YOUR INSTRUCTIONS: Where a line of the material contains the string "praktyce", copy that line.

BEGIN RECORDS PROVIDED

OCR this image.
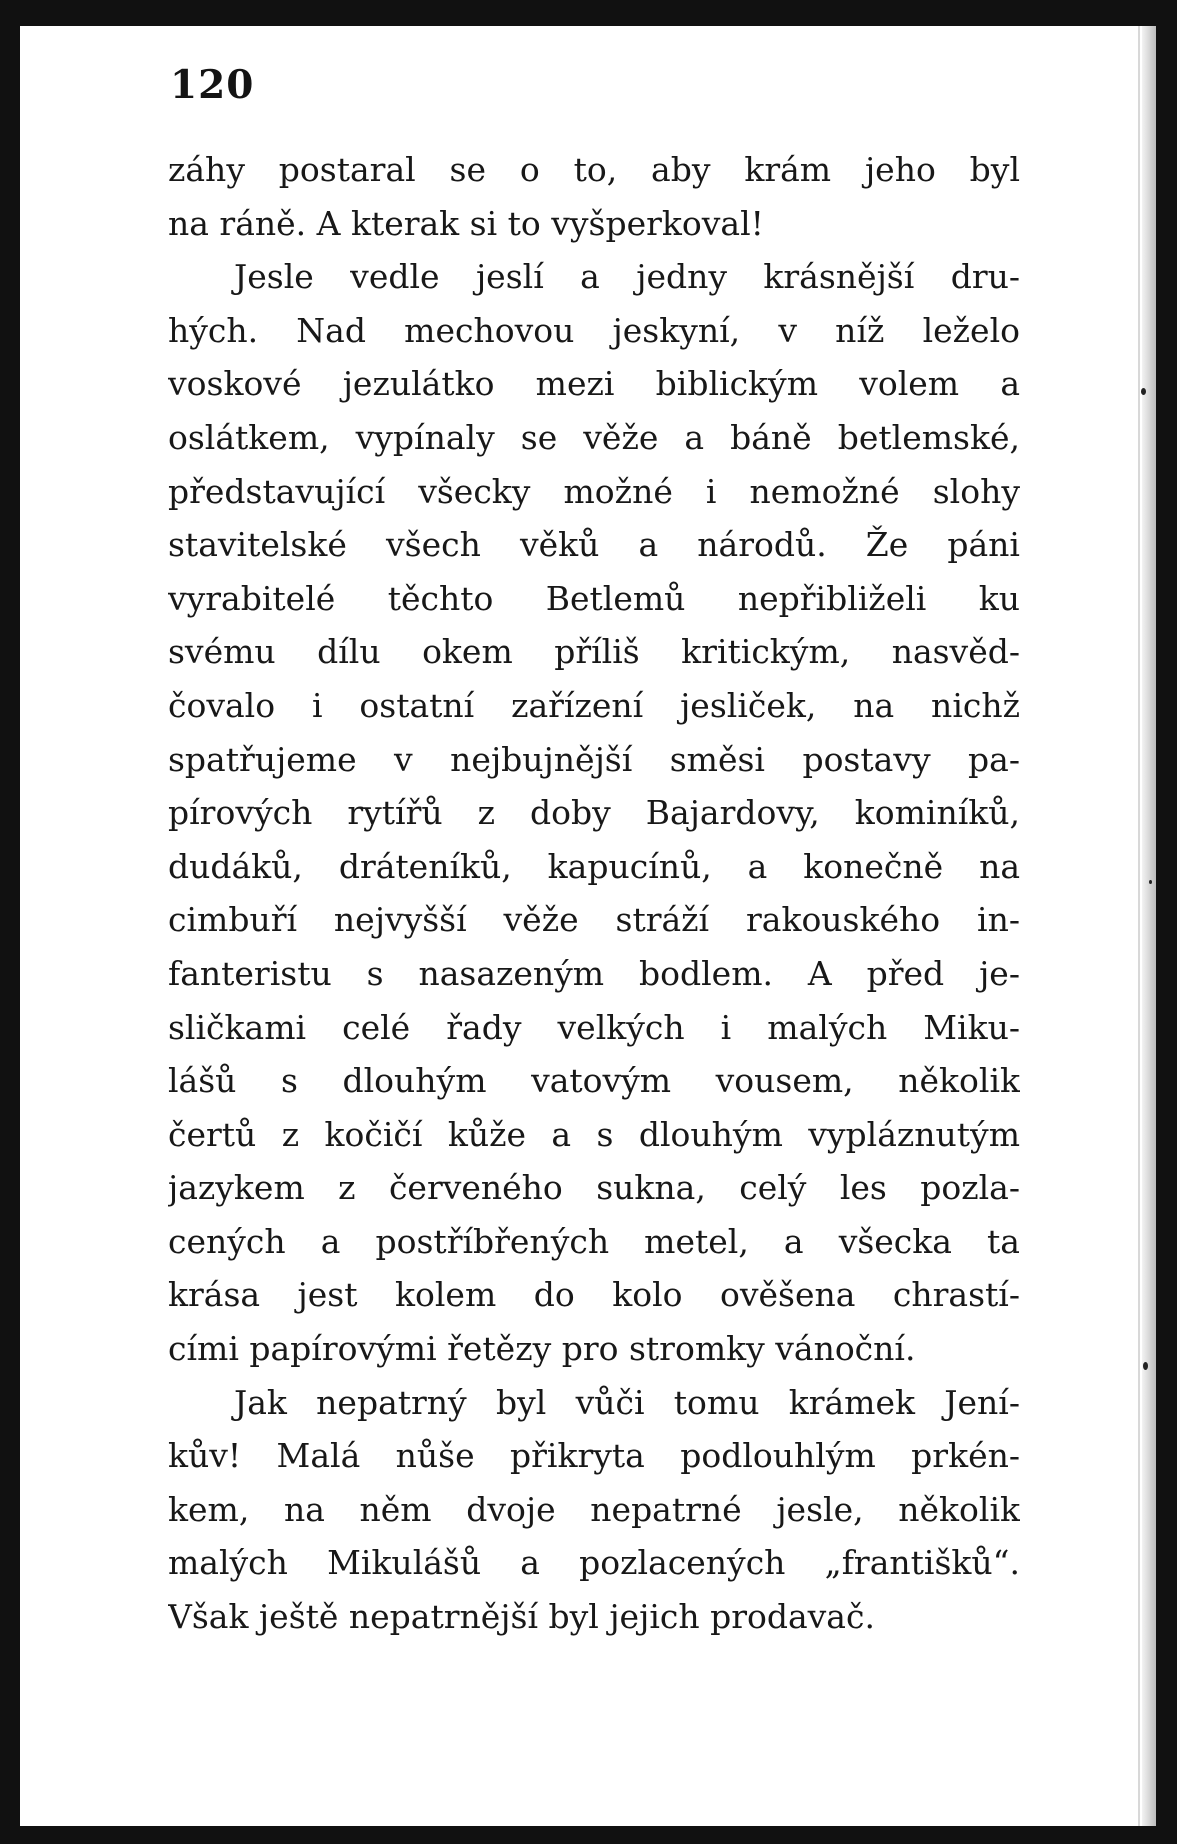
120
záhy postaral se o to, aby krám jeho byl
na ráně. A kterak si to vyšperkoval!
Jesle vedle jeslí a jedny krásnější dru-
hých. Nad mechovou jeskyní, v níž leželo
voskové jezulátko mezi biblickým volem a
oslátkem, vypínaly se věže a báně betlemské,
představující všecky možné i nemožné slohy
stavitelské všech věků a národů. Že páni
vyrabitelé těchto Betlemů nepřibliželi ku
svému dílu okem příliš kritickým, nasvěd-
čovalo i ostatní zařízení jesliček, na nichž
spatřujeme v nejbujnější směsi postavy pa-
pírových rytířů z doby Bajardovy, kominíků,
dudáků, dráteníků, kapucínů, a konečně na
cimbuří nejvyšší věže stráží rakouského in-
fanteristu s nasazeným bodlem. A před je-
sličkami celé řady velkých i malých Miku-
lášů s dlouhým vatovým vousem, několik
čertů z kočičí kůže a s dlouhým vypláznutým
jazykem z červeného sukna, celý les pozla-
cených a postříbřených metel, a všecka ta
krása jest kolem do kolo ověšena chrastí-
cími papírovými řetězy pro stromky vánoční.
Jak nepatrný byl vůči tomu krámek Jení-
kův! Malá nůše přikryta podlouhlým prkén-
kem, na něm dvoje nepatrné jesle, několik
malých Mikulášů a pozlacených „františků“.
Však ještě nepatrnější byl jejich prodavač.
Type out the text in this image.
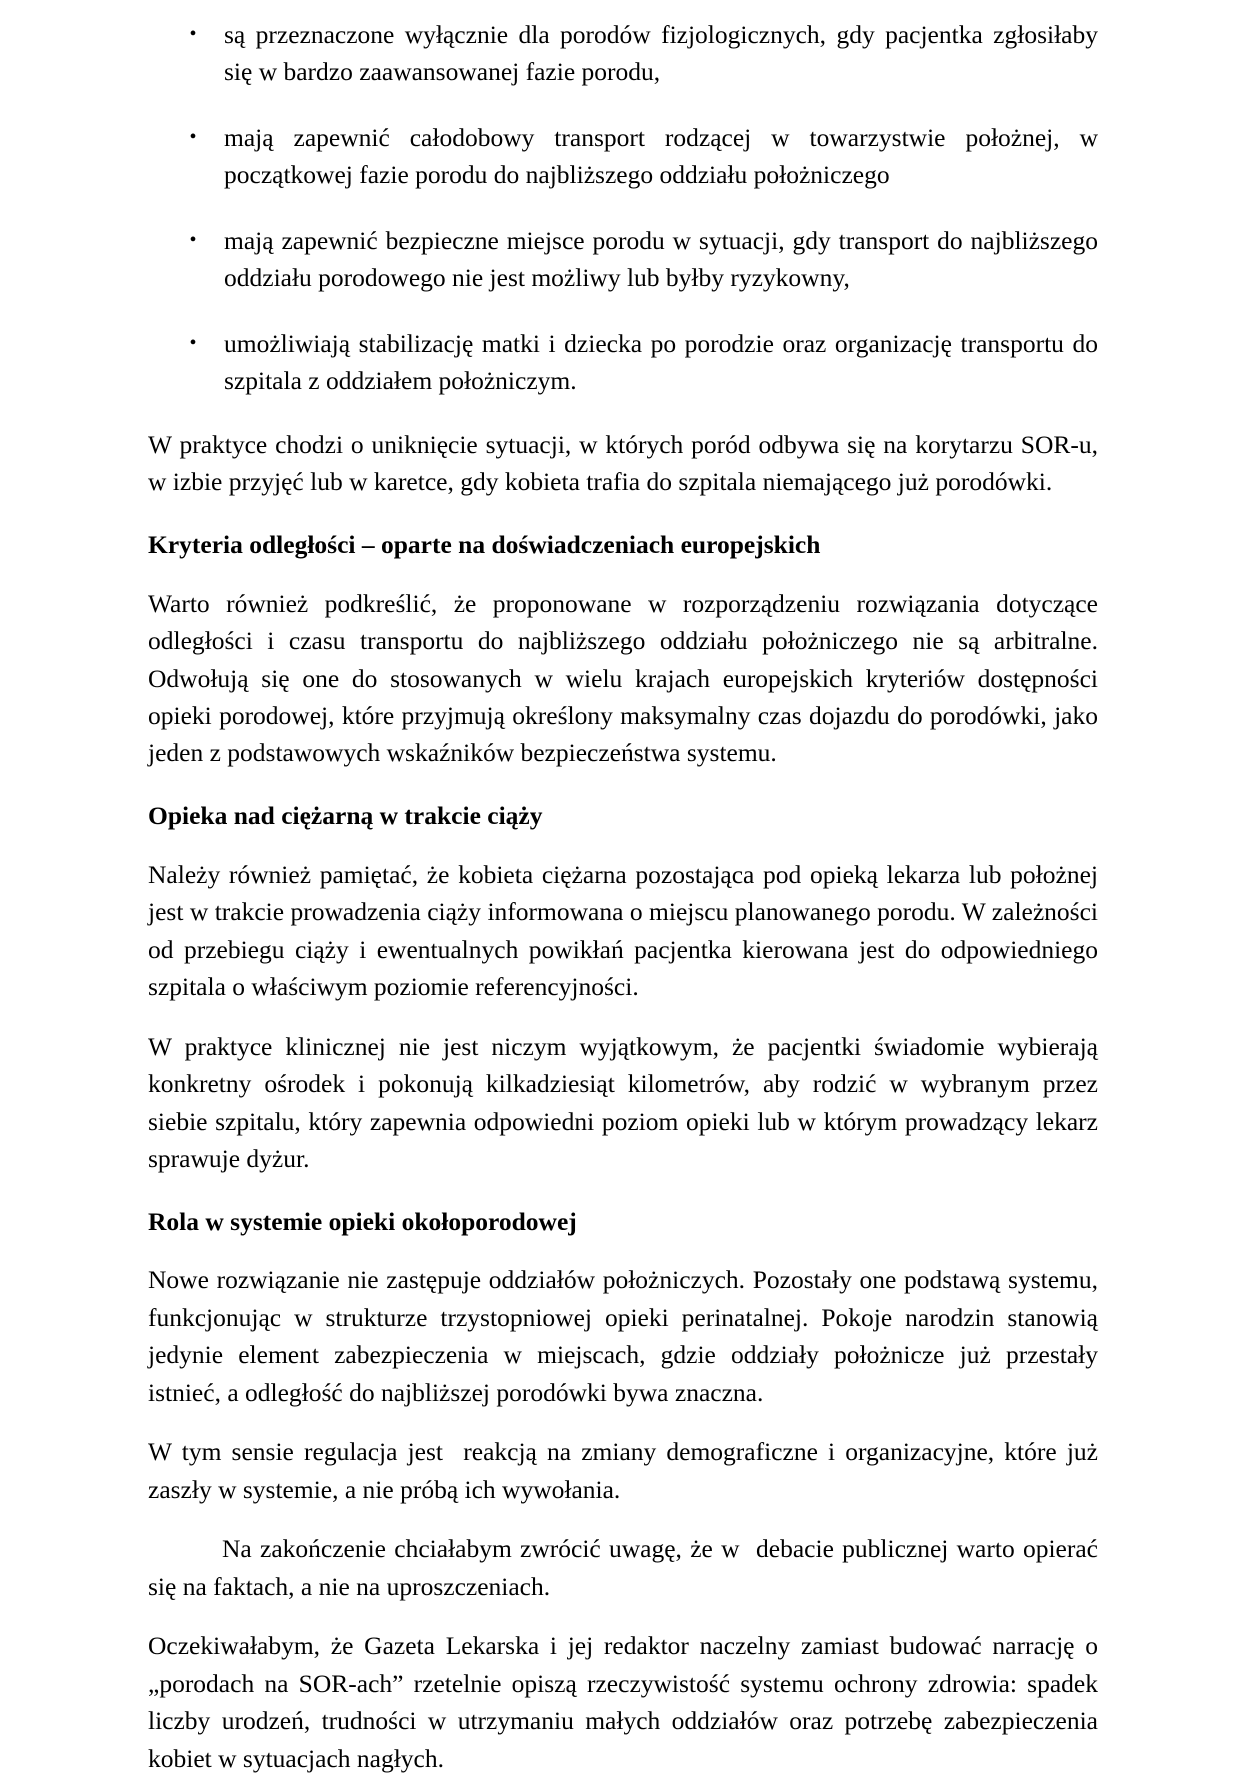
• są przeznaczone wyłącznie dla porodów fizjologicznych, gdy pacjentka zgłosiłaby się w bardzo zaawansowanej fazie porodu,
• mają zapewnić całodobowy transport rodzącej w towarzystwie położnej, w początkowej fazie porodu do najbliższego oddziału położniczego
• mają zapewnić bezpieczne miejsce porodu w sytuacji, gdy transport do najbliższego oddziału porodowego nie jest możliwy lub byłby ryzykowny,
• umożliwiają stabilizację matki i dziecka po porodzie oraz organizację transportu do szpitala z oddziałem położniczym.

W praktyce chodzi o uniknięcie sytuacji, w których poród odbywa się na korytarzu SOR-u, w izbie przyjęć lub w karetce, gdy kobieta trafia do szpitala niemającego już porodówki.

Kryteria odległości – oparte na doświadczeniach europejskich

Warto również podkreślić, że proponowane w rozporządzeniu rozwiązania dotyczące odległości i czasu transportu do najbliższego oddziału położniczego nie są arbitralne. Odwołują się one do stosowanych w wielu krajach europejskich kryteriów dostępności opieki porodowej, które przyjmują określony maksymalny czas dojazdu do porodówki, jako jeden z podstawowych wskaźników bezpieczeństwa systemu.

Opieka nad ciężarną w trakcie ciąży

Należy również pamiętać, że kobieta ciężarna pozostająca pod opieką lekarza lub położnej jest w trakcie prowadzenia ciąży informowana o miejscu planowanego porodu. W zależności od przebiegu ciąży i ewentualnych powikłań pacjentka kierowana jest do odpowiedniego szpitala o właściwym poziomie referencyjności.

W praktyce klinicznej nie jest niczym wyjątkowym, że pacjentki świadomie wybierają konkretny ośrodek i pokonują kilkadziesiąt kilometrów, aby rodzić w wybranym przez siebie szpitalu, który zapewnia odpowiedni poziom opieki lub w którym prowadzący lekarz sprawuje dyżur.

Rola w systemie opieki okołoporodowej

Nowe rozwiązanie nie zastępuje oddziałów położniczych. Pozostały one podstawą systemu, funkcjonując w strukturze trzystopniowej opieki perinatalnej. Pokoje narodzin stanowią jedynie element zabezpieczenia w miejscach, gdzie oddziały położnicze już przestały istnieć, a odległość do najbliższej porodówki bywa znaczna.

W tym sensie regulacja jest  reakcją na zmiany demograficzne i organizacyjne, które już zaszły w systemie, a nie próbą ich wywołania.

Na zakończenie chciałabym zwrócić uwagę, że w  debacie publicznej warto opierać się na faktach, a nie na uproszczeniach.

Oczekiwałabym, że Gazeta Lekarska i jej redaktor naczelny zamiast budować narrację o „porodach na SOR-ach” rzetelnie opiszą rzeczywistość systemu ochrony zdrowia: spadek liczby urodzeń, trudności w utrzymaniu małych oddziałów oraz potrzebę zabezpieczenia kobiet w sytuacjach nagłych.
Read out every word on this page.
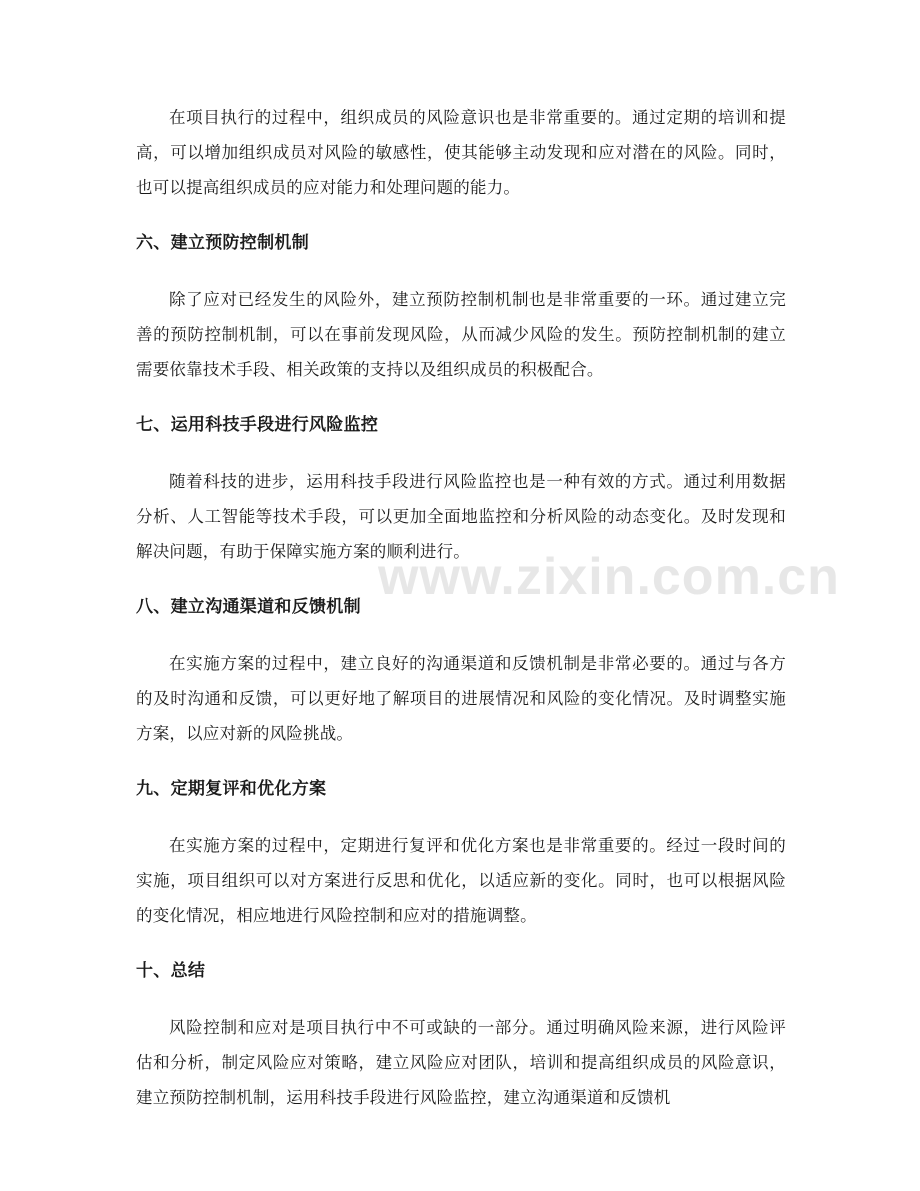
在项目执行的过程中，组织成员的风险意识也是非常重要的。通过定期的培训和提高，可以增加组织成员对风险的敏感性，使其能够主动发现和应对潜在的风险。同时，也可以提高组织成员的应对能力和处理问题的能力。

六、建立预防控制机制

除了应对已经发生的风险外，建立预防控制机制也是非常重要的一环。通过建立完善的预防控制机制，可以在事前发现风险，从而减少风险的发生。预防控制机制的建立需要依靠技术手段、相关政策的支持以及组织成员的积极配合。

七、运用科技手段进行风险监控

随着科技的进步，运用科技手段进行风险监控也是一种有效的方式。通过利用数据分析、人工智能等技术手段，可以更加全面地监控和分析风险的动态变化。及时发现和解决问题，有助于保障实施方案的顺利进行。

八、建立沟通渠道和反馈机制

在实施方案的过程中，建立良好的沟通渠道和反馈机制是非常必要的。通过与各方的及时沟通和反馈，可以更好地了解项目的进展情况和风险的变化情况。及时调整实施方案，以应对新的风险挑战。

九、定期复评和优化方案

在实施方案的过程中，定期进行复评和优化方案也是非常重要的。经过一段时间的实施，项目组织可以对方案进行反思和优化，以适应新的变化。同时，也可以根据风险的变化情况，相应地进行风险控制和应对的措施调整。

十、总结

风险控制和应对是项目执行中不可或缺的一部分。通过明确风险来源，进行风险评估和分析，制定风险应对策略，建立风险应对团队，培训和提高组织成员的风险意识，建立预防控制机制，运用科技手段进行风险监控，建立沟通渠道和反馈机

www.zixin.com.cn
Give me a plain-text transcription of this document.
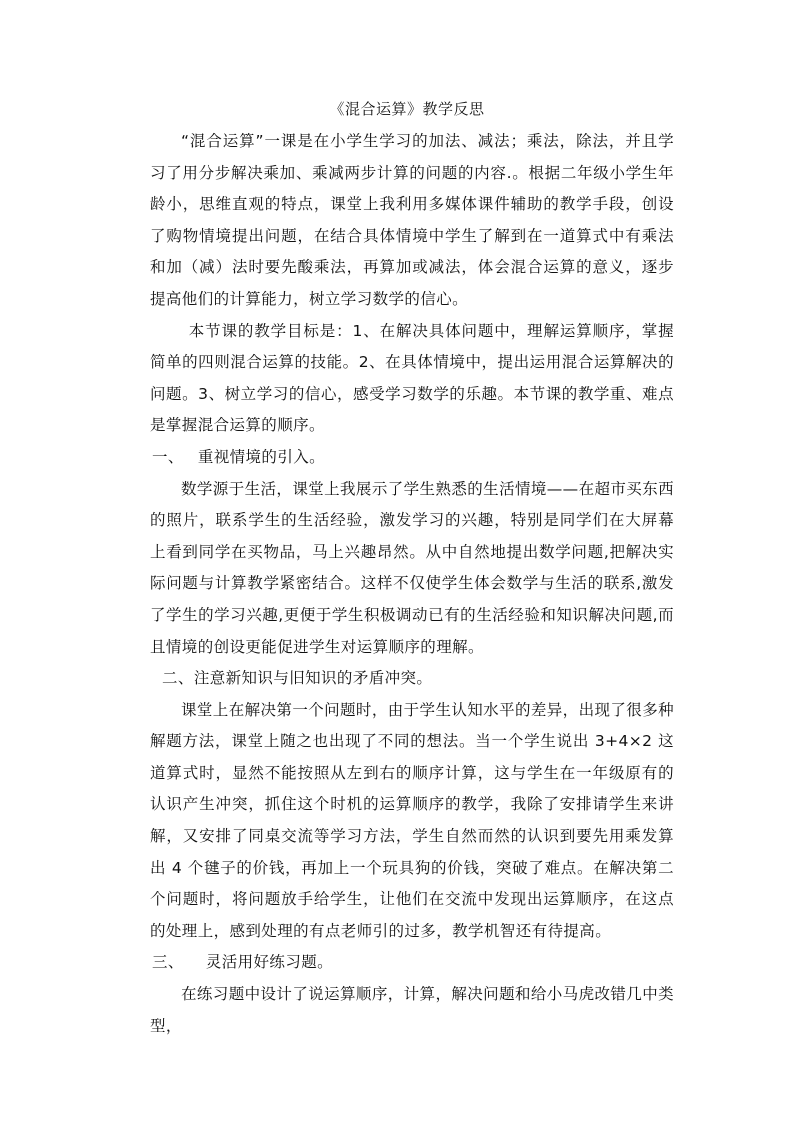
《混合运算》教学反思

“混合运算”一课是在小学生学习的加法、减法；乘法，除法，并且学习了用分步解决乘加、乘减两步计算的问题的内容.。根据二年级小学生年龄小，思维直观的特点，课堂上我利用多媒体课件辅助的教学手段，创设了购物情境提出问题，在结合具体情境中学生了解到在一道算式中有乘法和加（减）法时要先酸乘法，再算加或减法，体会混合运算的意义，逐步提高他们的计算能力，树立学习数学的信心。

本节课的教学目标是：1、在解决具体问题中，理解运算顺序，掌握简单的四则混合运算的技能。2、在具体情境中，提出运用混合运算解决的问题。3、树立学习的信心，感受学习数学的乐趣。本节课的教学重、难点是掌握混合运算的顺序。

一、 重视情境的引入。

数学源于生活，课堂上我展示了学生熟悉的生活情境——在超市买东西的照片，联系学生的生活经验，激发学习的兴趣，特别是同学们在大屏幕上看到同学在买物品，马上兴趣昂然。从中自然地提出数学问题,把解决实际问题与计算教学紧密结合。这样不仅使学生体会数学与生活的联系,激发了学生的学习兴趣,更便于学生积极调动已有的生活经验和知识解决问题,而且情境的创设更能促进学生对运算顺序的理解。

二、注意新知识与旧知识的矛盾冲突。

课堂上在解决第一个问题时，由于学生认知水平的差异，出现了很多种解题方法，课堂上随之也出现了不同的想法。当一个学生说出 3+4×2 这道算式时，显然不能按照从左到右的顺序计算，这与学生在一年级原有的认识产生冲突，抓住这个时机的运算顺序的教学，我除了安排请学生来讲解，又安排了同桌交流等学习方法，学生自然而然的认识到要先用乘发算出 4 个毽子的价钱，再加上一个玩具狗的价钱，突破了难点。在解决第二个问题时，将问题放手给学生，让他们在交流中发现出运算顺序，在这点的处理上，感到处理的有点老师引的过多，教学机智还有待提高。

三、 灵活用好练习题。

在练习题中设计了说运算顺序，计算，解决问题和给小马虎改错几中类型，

END RECORDS PROVIDED

CORRECT RESPONSE:
W praktyce chodzi o uniknięcie sytuacji, w których poród odbywa się na korytarzu SOR-u, w izbie przyjęć lub w karetce, gdy kobieta trafia do szpitala niemającego już porodówki.
W praktyce klinicznej nie jest niczym wyjątkowym, że pacjentki świadomie wybierają konkretny ośrodek i pokonują kilkadziesiąt kilometrów, aby rodzić w wybranym przez siebie szpitalu, który zapewnia odpowiedni poziom opieki lub w którym prowadzący lekarz sprawuje dyżur.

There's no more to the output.